(Dataset records)
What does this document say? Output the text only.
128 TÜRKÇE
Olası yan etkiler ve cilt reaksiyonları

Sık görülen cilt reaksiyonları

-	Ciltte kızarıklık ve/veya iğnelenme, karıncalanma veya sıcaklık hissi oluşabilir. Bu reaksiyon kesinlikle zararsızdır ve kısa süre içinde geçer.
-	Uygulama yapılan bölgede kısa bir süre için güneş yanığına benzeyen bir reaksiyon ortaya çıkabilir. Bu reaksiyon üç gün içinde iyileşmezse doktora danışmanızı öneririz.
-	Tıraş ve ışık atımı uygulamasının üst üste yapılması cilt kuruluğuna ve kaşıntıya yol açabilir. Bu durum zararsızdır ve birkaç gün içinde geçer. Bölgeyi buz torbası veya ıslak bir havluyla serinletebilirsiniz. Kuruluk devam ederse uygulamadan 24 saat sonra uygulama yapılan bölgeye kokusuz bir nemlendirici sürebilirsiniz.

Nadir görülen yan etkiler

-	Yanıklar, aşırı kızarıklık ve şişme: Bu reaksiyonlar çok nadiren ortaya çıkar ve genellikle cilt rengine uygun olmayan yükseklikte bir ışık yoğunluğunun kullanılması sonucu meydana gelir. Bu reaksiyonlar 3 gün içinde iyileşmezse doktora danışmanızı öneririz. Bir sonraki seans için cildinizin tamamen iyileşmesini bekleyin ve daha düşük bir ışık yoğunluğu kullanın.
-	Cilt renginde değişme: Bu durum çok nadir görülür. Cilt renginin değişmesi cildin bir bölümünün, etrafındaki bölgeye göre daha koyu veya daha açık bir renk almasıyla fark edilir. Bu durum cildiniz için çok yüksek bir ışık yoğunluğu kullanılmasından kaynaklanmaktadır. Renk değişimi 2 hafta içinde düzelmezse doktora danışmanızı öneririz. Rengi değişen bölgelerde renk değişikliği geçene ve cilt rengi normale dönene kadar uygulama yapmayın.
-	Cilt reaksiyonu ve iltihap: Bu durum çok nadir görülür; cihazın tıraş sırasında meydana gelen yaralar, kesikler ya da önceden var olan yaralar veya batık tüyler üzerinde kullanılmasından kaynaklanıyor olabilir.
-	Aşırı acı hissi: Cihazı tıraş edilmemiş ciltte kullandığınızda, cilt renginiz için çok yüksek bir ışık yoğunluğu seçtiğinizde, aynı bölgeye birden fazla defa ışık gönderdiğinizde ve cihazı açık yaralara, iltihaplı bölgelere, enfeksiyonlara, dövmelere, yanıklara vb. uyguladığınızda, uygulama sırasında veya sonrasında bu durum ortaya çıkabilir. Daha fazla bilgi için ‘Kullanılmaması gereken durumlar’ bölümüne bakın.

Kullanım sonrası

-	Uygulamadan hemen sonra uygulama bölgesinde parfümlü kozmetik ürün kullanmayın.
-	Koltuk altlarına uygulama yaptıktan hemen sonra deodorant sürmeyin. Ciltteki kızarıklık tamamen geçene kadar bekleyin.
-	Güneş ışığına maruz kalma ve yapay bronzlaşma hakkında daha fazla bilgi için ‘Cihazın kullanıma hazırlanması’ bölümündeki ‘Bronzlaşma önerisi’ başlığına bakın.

Work to do
Above are the records. Copy every line in them holding "iyileşmezse".

Task answer
-	Uygulama yapılan bölgede kısa bir süre için güneş yanığına benzeyen bir reaksiyon ortaya çıkabilir. Bu reaksiyon üç gün içinde iyileşmezse doktora danışmanızı öneririz.
-	Yanıklar, aşırı kızarıklık ve şişme: Bu reaksiyonlar çok nadiren ortaya çıkar ve genellikle cilt rengine uygun olmayan yükseklikte bir ışık yoğunluğunun kullanılması sonucu meydana gelir. Bu reaksiyonlar 3 gün içinde iyileşmezse doktora danışmanızı öneririz. Bir sonraki seans için cildinizin tamamen iyileşmesini bekleyin ve daha düşük bir ışık yoğunluğu kullanın.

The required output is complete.